> Exercise
Your task is to repeat all of the material exactly.

> Listed entries
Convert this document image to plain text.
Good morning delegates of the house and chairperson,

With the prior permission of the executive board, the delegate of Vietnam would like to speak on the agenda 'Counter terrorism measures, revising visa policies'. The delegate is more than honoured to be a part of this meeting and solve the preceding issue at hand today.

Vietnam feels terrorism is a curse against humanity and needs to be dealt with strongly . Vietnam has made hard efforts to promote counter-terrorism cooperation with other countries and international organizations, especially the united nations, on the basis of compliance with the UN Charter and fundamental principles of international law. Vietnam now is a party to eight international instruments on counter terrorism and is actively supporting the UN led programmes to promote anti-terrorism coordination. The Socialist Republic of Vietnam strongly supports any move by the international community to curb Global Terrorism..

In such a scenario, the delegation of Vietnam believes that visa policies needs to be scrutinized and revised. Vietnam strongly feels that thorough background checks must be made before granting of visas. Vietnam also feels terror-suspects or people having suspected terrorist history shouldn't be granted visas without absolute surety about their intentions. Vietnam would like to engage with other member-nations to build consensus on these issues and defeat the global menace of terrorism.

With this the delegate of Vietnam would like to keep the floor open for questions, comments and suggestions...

> Worked answer
Convert this document image to plain text.
Good morning delegates of the house and chairperson,

With the prior permission of the executive board, the delegate of Vietnam would like to speak on the agenda 'Counter terrorism measures, revising visa policies'. The delegate is more than honoured to be a part of this meeting and solve the preceding issue at hand today.

Vietnam feels terrorism is a curse against humanity and needs to be dealt with strongly . Vietnam has made hard efforts to promote counter-terrorism cooperation with other countries and international organizations, especially the united nations, on the basis of compliance with the UN Charter and fundamental principles of international law. Vietnam now is a party to eight international instruments on counter terrorism and is actively supporting the UN led programmes to promote anti-terrorism coordination. The Socialist Republic of Vietnam strongly supports any move by the international community to curb Global Terrorism..

In such a scenario, the delegation of Vietnam believes that visa policies needs to be scrutinized and revised. Vietnam strongly feels that thorough background checks must be made before granting of visas. Vietnam also feels terror-suspects or people having suspected terrorist history shouldn't be granted visas without absolute surety about their intentions. Vietnam would like to engage with other member-nations to build consensus on these issues and defeat the global menace of terrorism.

With this the delegate of Vietnam would like to keep the floor open for questions, comments and suggestions...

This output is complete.